▶ **Stored records**:

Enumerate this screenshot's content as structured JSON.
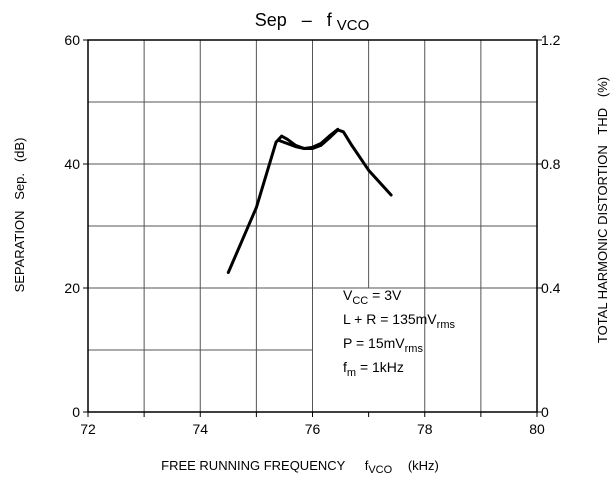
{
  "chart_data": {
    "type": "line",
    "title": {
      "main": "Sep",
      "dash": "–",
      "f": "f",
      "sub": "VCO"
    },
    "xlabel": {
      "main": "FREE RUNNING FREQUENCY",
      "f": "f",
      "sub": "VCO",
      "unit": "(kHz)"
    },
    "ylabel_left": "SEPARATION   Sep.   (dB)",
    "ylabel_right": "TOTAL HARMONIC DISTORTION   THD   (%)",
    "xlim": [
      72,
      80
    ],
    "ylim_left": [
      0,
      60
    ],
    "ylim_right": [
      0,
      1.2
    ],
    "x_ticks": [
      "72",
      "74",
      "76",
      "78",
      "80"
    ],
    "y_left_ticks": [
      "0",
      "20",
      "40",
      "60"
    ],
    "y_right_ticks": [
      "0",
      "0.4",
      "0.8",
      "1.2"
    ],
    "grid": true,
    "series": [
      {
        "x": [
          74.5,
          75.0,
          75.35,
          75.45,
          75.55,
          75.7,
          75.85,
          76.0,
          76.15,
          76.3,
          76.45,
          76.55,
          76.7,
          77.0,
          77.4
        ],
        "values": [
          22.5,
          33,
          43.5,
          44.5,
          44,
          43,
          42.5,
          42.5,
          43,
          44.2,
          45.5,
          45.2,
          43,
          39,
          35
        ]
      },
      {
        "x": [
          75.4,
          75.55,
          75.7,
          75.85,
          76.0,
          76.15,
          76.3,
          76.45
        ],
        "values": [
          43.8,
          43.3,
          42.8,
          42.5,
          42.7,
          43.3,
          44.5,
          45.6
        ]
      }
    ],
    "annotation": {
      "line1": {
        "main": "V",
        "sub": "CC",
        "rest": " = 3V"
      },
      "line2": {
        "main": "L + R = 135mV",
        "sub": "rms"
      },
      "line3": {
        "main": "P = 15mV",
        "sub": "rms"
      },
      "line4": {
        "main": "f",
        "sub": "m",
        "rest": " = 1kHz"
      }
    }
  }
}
==
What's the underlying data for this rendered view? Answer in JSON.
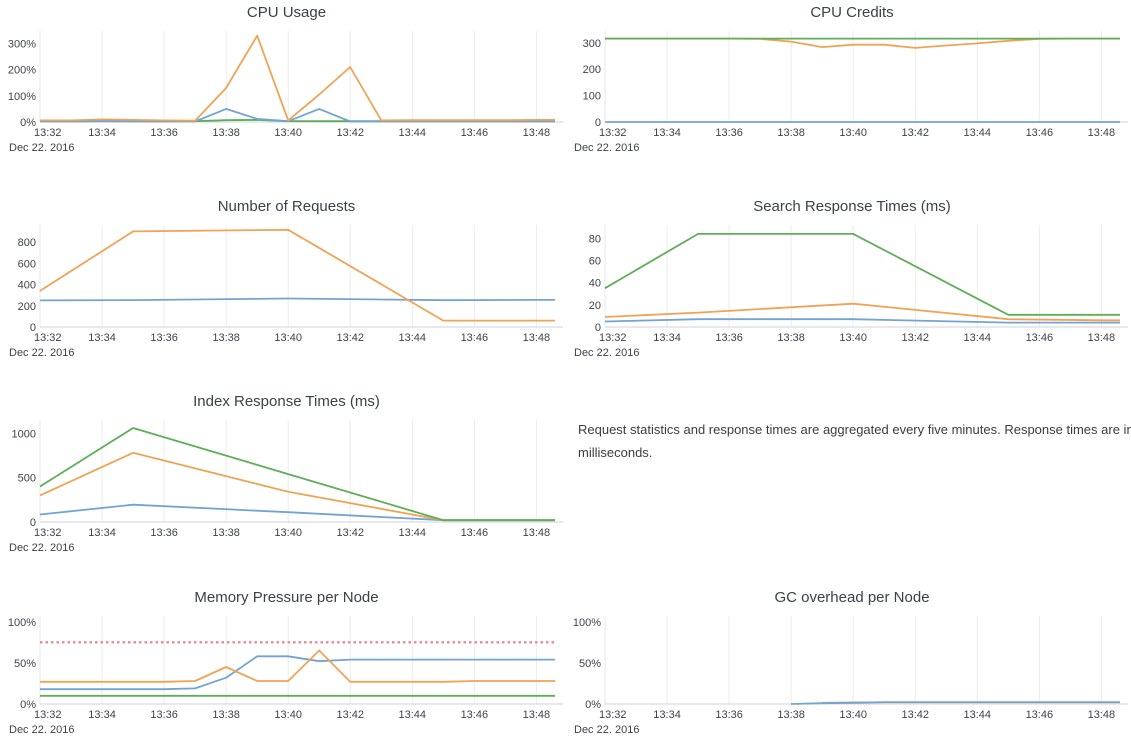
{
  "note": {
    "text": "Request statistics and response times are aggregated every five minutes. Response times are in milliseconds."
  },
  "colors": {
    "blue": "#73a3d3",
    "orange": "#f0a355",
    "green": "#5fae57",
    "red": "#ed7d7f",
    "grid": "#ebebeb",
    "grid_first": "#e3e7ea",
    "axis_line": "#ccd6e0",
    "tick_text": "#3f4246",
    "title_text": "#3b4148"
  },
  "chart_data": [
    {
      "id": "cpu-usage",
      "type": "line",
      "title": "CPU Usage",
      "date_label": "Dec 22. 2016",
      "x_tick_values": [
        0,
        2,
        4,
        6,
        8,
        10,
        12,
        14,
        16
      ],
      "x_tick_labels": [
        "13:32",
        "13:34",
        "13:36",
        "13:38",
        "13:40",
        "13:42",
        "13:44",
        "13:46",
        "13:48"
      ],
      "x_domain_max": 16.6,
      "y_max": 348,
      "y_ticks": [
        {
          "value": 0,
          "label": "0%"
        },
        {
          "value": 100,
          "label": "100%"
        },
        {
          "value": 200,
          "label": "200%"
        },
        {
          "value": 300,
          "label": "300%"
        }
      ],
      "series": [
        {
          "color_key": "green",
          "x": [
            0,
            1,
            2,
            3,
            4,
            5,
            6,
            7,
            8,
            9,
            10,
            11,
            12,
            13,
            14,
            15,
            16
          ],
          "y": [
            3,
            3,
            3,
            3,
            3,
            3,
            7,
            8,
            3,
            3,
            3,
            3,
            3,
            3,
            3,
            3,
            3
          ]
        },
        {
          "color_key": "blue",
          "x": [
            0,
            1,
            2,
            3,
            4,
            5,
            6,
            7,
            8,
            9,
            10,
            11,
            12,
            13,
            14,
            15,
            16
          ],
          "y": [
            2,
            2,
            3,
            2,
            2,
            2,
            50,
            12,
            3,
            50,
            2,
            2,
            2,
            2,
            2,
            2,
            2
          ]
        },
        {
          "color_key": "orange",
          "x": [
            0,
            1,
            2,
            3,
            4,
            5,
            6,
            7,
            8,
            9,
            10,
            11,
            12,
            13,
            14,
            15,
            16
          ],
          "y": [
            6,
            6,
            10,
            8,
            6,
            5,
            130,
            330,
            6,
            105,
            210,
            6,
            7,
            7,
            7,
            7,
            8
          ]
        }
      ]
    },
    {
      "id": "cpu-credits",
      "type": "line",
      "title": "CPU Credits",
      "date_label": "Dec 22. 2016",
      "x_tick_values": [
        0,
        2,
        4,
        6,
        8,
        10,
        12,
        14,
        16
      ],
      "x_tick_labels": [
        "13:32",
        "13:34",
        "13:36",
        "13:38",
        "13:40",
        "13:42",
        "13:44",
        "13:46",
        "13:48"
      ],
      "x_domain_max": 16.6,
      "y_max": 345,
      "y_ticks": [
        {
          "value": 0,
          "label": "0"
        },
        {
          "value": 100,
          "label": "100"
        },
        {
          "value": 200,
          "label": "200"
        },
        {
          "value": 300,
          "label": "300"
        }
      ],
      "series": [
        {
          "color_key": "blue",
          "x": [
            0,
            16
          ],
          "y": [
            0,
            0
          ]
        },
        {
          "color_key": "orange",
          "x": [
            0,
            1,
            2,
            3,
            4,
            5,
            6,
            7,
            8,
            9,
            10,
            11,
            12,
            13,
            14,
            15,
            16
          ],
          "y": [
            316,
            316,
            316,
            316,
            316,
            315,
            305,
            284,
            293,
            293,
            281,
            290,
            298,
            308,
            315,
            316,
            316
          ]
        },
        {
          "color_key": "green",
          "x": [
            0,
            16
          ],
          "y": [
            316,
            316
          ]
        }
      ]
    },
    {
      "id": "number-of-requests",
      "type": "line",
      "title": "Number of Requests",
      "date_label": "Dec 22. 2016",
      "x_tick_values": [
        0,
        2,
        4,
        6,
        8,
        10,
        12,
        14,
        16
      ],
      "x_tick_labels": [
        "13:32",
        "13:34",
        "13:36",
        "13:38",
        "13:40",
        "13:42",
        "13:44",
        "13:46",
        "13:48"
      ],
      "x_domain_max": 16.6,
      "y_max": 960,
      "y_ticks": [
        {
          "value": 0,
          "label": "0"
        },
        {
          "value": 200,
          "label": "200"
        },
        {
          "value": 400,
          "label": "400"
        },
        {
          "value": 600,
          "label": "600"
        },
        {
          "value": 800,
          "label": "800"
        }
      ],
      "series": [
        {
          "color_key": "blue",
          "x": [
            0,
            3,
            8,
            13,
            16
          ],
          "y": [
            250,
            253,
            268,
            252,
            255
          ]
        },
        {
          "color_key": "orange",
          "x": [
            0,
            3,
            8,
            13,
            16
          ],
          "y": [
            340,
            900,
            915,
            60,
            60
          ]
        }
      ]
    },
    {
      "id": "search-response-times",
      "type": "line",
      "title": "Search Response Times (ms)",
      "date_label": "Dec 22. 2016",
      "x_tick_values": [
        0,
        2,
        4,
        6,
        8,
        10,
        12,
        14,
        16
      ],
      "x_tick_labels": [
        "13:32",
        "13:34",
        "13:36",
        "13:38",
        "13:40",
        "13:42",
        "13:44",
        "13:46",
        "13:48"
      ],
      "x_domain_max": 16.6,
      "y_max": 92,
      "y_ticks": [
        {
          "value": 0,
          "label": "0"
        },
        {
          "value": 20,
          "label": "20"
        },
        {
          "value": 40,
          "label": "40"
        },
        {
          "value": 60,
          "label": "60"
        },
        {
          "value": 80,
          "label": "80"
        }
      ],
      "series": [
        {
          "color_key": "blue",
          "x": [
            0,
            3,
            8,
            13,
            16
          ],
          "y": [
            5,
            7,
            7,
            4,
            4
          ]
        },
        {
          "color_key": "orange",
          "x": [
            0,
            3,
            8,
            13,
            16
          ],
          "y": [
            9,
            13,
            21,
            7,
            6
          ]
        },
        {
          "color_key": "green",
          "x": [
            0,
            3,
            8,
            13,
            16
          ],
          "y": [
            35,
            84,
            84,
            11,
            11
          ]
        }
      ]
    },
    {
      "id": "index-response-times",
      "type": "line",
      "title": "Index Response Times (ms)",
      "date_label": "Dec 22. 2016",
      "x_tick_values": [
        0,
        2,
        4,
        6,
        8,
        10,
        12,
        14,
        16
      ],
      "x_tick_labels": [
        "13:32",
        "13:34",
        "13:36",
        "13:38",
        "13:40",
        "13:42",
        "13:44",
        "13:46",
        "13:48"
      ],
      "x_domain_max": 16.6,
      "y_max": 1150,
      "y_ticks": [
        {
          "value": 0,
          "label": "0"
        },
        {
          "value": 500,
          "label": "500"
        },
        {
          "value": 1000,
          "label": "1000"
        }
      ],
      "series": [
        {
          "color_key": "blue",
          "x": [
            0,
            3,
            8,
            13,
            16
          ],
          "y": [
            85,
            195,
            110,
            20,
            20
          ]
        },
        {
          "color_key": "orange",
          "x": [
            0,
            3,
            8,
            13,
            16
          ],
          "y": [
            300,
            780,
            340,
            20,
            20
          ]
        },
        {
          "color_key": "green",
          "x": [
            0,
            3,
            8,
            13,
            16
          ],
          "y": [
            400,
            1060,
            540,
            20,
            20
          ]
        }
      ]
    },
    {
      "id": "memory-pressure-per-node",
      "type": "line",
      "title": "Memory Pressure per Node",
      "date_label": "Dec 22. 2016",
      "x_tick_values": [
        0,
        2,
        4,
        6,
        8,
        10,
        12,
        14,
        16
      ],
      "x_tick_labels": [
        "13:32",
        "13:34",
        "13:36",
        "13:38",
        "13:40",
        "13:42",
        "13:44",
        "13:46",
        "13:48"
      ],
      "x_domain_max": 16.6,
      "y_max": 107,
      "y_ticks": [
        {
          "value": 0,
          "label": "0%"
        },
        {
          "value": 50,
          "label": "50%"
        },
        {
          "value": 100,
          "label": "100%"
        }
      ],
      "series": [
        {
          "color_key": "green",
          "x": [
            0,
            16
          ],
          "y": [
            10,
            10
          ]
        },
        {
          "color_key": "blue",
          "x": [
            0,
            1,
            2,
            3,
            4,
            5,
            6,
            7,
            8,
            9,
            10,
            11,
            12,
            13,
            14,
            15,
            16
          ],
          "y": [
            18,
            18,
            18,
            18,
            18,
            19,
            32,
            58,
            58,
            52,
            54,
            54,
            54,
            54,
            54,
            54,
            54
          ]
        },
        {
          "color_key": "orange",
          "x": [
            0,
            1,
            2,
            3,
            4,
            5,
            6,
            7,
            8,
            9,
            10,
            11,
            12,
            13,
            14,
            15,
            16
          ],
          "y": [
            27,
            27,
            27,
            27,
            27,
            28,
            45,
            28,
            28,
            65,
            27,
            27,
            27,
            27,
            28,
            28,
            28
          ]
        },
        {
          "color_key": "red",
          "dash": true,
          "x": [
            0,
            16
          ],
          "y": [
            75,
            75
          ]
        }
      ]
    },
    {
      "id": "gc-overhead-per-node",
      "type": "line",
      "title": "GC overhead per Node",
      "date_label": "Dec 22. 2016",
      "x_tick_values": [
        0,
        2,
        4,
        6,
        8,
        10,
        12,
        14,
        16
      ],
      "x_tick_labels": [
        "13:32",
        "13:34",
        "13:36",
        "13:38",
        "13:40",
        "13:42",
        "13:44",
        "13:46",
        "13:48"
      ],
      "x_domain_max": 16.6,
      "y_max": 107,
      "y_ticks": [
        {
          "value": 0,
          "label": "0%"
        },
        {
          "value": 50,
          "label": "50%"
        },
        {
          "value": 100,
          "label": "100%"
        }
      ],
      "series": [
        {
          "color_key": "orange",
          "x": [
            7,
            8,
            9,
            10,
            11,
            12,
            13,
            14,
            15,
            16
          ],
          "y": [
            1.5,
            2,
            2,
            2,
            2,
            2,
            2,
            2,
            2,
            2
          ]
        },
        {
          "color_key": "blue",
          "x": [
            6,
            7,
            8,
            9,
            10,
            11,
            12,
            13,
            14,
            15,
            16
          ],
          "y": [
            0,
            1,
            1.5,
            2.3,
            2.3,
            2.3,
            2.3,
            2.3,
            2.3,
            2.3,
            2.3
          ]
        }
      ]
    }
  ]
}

▶ **Requirement**: Check each line above for the word "overhead" and copy the ones that have it.

▶ **Expected answer**:
      "id": "gc-overhead-per-node",
      "title": "GC overhead per Node",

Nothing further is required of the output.